_What you are asked to do:_ Check each line below for the word "name", and copy those that have it.

---------------

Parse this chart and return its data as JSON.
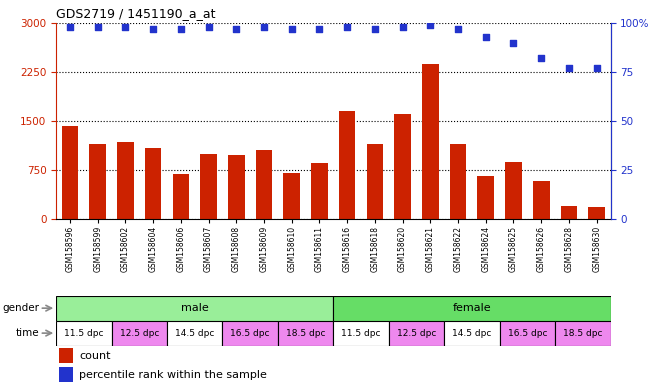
{
  "title": "GDS2719 / 1451190_a_at",
  "samples": [
    "GSM158596",
    "GSM158599",
    "GSM158602",
    "GSM158604",
    "GSM158606",
    "GSM158607",
    "GSM158608",
    "GSM158609",
    "GSM158610",
    "GSM158611",
    "GSM158616",
    "GSM158618",
    "GSM158620",
    "GSM158621",
    "GSM158622",
    "GSM158624",
    "GSM158625",
    "GSM158626",
    "GSM158628",
    "GSM158630"
  ],
  "counts": [
    1420,
    1150,
    1180,
    1090,
    680,
    1000,
    980,
    1060,
    700,
    850,
    1650,
    1150,
    1600,
    2370,
    1150,
    650,
    870,
    580,
    200,
    180
  ],
  "percentile_ranks": [
    98,
    98,
    98,
    97,
    97,
    98,
    97,
    98,
    97,
    97,
    98,
    97,
    98,
    99,
    97,
    93,
    90,
    82,
    77,
    77
  ],
  "bar_color": "#cc2200",
  "dot_color": "#2233cc",
  "left_ylim": [
    0,
    3000
  ],
  "left_yticks": [
    0,
    750,
    1500,
    2250,
    3000
  ],
  "right_ylim": [
    0,
    100
  ],
  "right_yticks": [
    0,
    25,
    50,
    75,
    100
  ],
  "right_yticklabels": [
    "0",
    "25",
    "50",
    "75",
    "100%"
  ],
  "gender_groups": [
    {
      "label": "male",
      "start": 0,
      "end": 10,
      "color": "#99ee99"
    },
    {
      "label": "female",
      "start": 10,
      "end": 20,
      "color": "#66dd66"
    }
  ],
  "time_groups": [
    {
      "label": "11.5 dpc",
      "start": 0,
      "end": 2,
      "color": "#ffffff"
    },
    {
      "label": "12.5 dpc",
      "start": 2,
      "end": 4,
      "color": "#ee88ee"
    },
    {
      "label": "14.5 dpc",
      "start": 4,
      "end": 6,
      "color": "#ffffff"
    },
    {
      "label": "16.5 dpc",
      "start": 6,
      "end": 8,
      "color": "#ee88ee"
    },
    {
      "label": "18.5 dpc",
      "start": 8,
      "end": 10,
      "color": "#ee88ee"
    },
    {
      "label": "11.5 dpc",
      "start": 10,
      "end": 12,
      "color": "#ffffff"
    },
    {
      "label": "12.5 dpc",
      "start": 12,
      "end": 14,
      "color": "#ee88ee"
    },
    {
      "label": "14.5 dpc",
      "start": 14,
      "end": 16,
      "color": "#ffffff"
    },
    {
      "label": "16.5 dpc",
      "start": 16,
      "end": 18,
      "color": "#ee88ee"
    },
    {
      "label": "18.5 dpc",
      "start": 18,
      "end": 20,
      "color": "#ee88ee"
    }
  ],
  "legend_count_color": "#cc2200",
  "legend_dot_color": "#2233cc",
  "background_color": "#ffffff",
  "left_axis_color": "#cc2200",
  "right_axis_color": "#2233cc",
  "figsize": [
    6.6,
    3.84
  ],
  "dpi": 100
}
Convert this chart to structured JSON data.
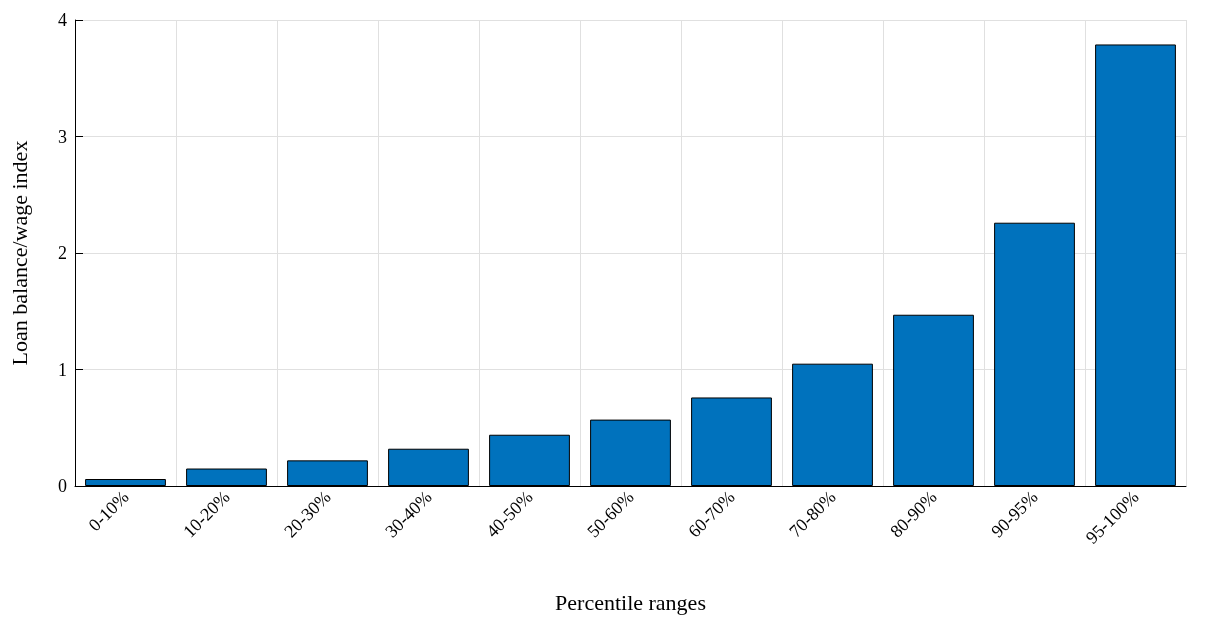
{
  "chart_data": {
    "type": "bar",
    "xlabel": "Percentile ranges",
    "ylabel": "Loan balance/wage index",
    "categories": [
      "0-10%",
      "10-20%",
      "20-30%",
      "30-40%",
      "40-50%",
      "50-60%",
      "60-70%",
      "70-80%",
      "80-90%",
      "90-95%",
      "95-100%"
    ],
    "values": [
      0.06,
      0.15,
      0.22,
      0.32,
      0.44,
      0.57,
      0.76,
      1.05,
      1.47,
      2.26,
      3.79
    ],
    "color": "#0072bd",
    "ylim": [
      0,
      4
    ],
    "yticks": [
      0,
      1,
      2,
      3,
      4
    ],
    "grid": true
  }
}
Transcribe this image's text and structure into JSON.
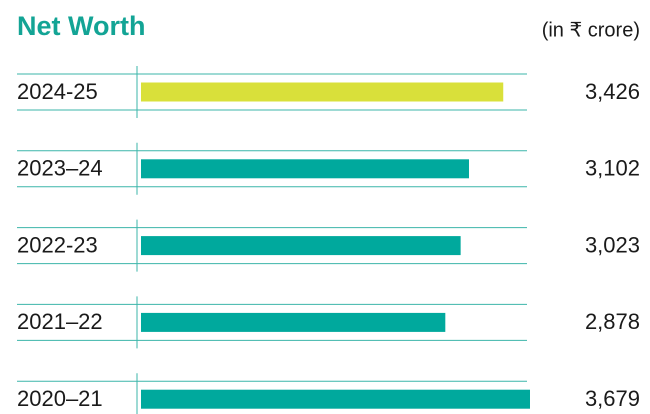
{
  "chart_data": {
    "type": "bar",
    "orientation": "horizontal",
    "title": "Net Worth",
    "subtitle": "(in ₹ crore)",
    "categories": [
      "2024-25",
      "2023–24",
      "2022-23",
      "2021–22",
      "2020–21"
    ],
    "values": [
      3426,
      3102,
      3023,
      2878,
      3679
    ],
    "value_labels": [
      "3,426",
      "3,102",
      "3,023",
      "2,878",
      "3,679"
    ],
    "colors": [
      "#d9e03a",
      "#00a99d",
      "#00a99d",
      "#00a99d",
      "#00a99d"
    ]
  }
}
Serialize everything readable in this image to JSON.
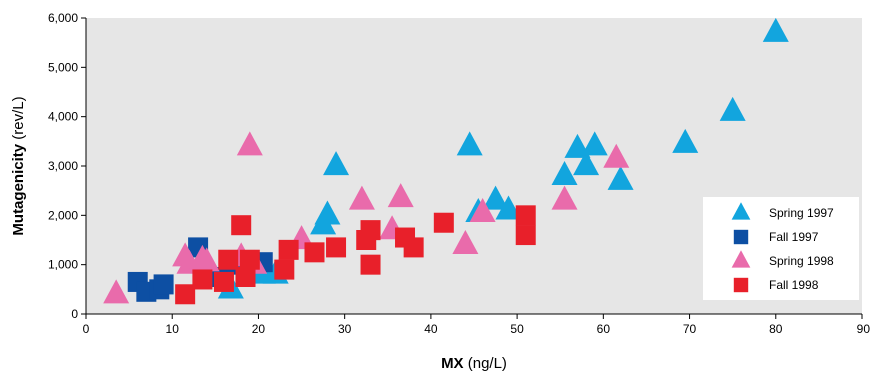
{
  "chart_data": {
    "type": "scatter",
    "xlabel_bold": "MX",
    "xlabel_unit": " (ng/L)",
    "ylabel_bold": "Mutagenicity",
    "ylabel_unit": " (rev/L)",
    "xlim": [
      0,
      90
    ],
    "ylim": [
      0,
      6000
    ],
    "x_ticks": [
      "0",
      "10",
      "20",
      "30",
      "40",
      "50",
      "60",
      "70",
      "80",
      "90"
    ],
    "y_ticks": [
      "0",
      "1,000",
      "2,000",
      "3,000",
      "4,000",
      "5,000",
      "6,000"
    ],
    "grid": false,
    "legend_position": "right",
    "colors": {
      "plot_background": "#e6e6e6",
      "legend_background": "#ffffff"
    },
    "series": [
      {
        "name": "Spring 1997",
        "marker": "triangle",
        "color": "#12a5de",
        "points": [
          [
            16.8,
            500
          ],
          [
            20.5,
            800
          ],
          [
            22.0,
            800
          ],
          [
            27.5,
            1800
          ],
          [
            28.0,
            2000
          ],
          [
            29.0,
            3000
          ],
          [
            44.5,
            3400
          ],
          [
            45.5,
            2050
          ],
          [
            47.5,
            2300
          ],
          [
            49.0,
            2100
          ],
          [
            55.5,
            2800
          ],
          [
            57.0,
            3350
          ],
          [
            58.0,
            3000
          ],
          [
            59.0,
            3400
          ],
          [
            62.0,
            2700
          ],
          [
            69.5,
            3450
          ],
          [
            75.0,
            4100
          ],
          [
            80.0,
            5700
          ]
        ]
      },
      {
        "name": "Fall 1997",
        "marker": "square",
        "color": "#0d4fa3",
        "points": [
          [
            6.0,
            650
          ],
          [
            7.0,
            450
          ],
          [
            8.5,
            500
          ],
          [
            9.0,
            600
          ],
          [
            13.0,
            1350
          ],
          [
            15.5,
            750
          ],
          [
            17.5,
            1000
          ],
          [
            20.5,
            1050
          ]
        ]
      },
      {
        "name": "Spring 1998",
        "marker": "triangle",
        "color": "#e96bab",
        "points": [
          [
            3.5,
            400
          ],
          [
            11.5,
            1150
          ],
          [
            12.0,
            1000
          ],
          [
            13.5,
            1100
          ],
          [
            14.0,
            1050
          ],
          [
            18.0,
            1150
          ],
          [
            19.0,
            3400
          ],
          [
            19.5,
            1000
          ],
          [
            25.0,
            1500
          ],
          [
            32.0,
            2300
          ],
          [
            35.5,
            1700
          ],
          [
            36.5,
            2350
          ],
          [
            44.0,
            1400
          ],
          [
            46.0,
            2050
          ],
          [
            55.5,
            2300
          ],
          [
            61.5,
            3150
          ]
        ]
      },
      {
        "name": "Fall 1998",
        "marker": "square",
        "color": "#e8202a",
        "points": [
          [
            11.5,
            400
          ],
          [
            13.5,
            700
          ],
          [
            16.0,
            650
          ],
          [
            16.5,
            1100
          ],
          [
            18.0,
            1800
          ],
          [
            18.5,
            750
          ],
          [
            19.0,
            1100
          ],
          [
            23.0,
            900
          ],
          [
            23.5,
            1300
          ],
          [
            26.5,
            1250
          ],
          [
            29.0,
            1350
          ],
          [
            32.5,
            1500
          ],
          [
            33.0,
            1000
          ],
          [
            33.0,
            1700
          ],
          [
            37.0,
            1550
          ],
          [
            38.0,
            1350
          ],
          [
            41.5,
            1850
          ],
          [
            51.0,
            2000
          ],
          [
            51.0,
            1600
          ]
        ]
      }
    ]
  }
}
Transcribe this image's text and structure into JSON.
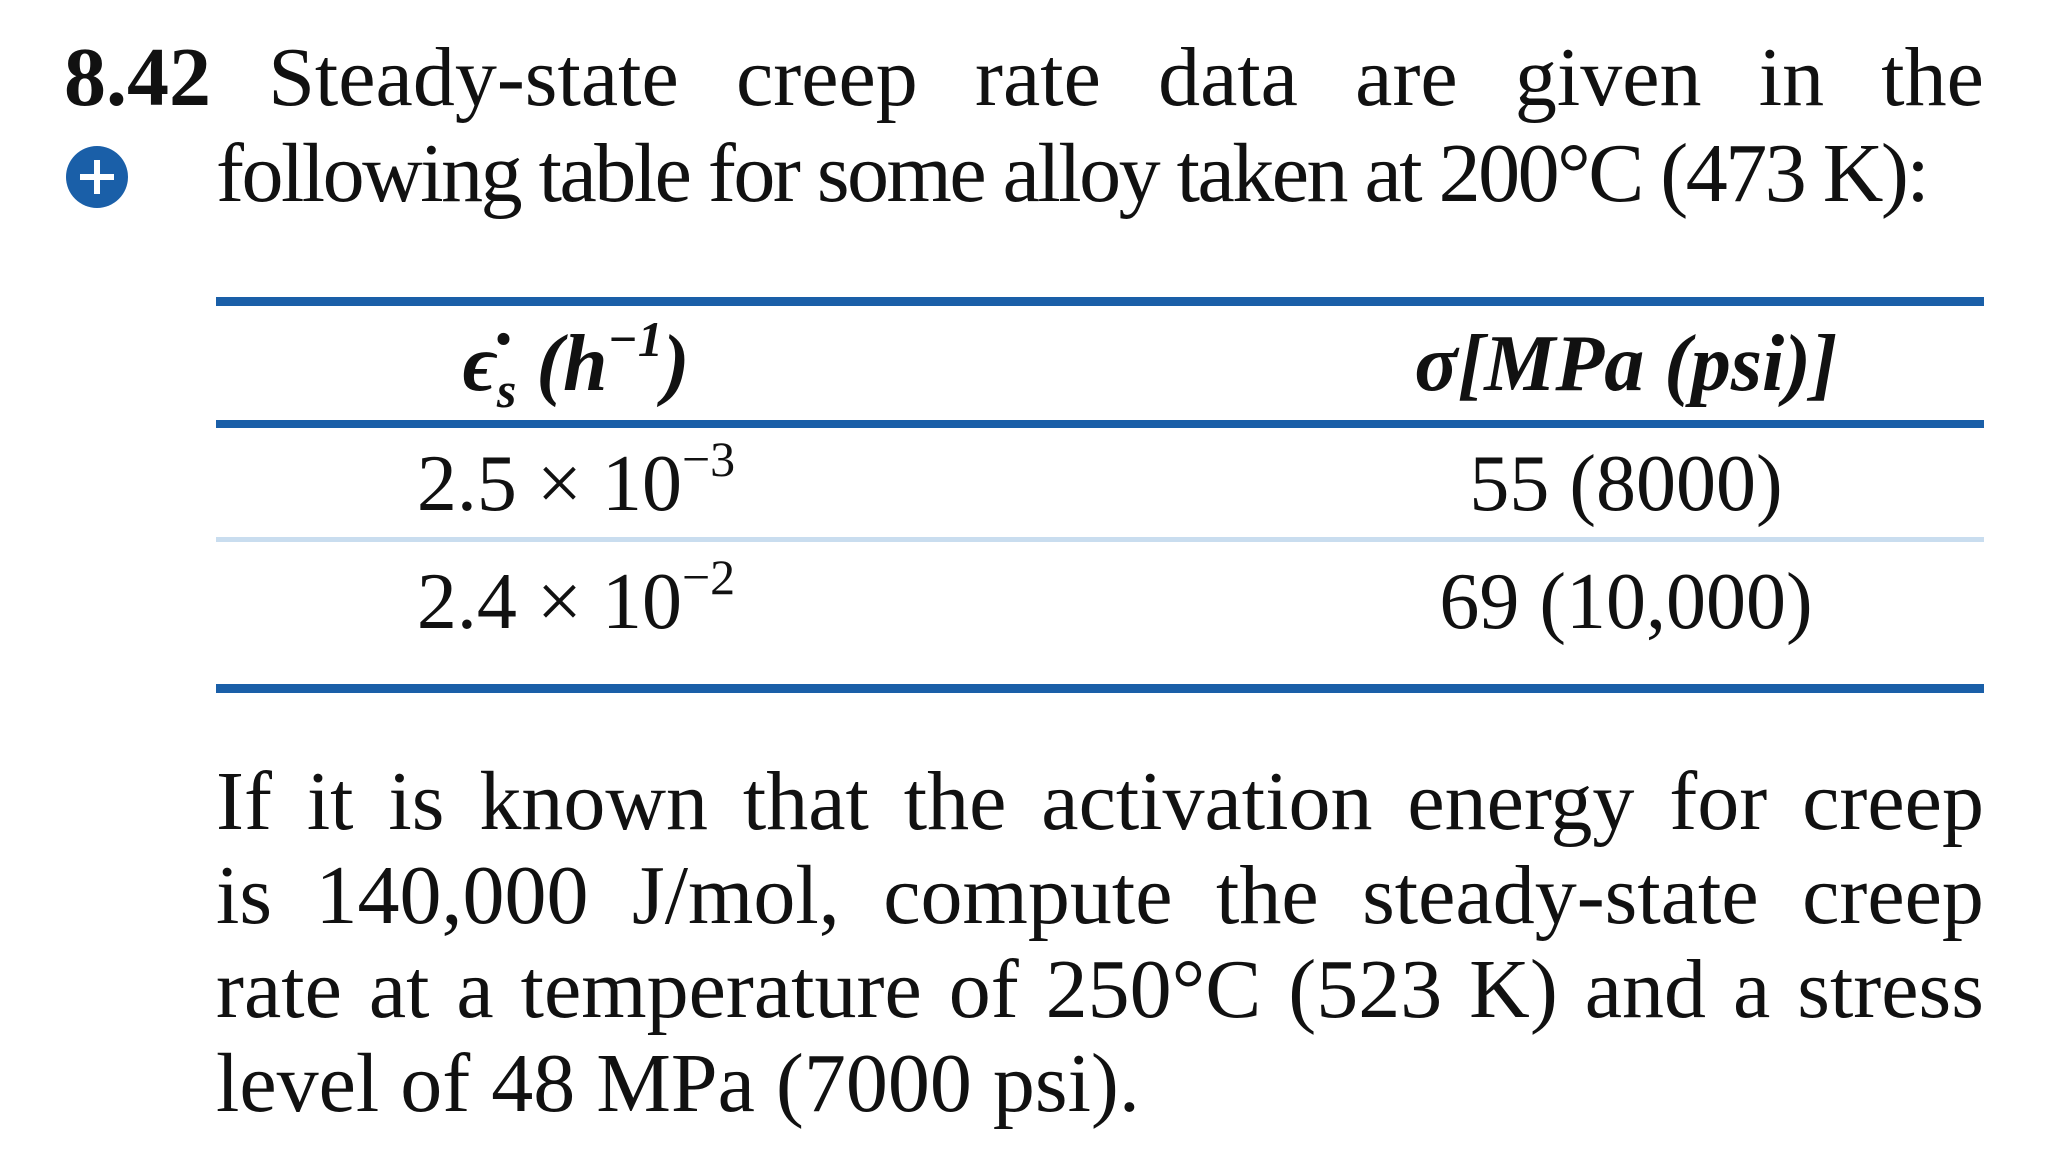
{
  "problem": {
    "number": "8.42",
    "intro_line1": [
      "Steady-state",
      "creep",
      "rate",
      "data",
      "are",
      "given",
      "in",
      "the"
    ],
    "intro_line2": "following table for some alloy taken at 200°C (473 K):",
    "plus_icon_color": "#1a5fa8"
  },
  "table": {
    "headers": {
      "col1_main": "ϵ̇",
      "col1_sub": "s",
      "col1_unit_open": " (h",
      "col1_unit_sup": "−1",
      "col1_unit_close": ")",
      "col2": "σ[MPa (psi)]"
    },
    "rows": [
      {
        "strain_base": "2.5 × 10",
        "strain_exp": "−3",
        "stress": "55 (8000)"
      },
      {
        "strain_base": "2.4 × 10",
        "strain_exp": "−2",
        "stress": "69 (10,000)"
      }
    ],
    "rule_color": "#1a5fa8"
  },
  "question": {
    "lines": [
      [
        "If",
        "it",
        "is",
        "known",
        "that",
        "the",
        "activation",
        "energy",
        "for",
        "creep"
      ],
      [
        "is",
        "140,000",
        "J/mol,",
        "compute",
        "the",
        "steady-state",
        "creep"
      ],
      [
        "rate",
        "at",
        "a",
        "temperature",
        "of",
        "250°C",
        "(523",
        "K)",
        "and",
        "a",
        "stress"
      ],
      [
        "level of 48 MPa (7000 psi)."
      ]
    ]
  }
}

---------------

_Result for this task:_
        "name": "Spring 1997",
        "name": "Fall 1997",
        "name": "Spring 1998",
        "name": "Fall 1998",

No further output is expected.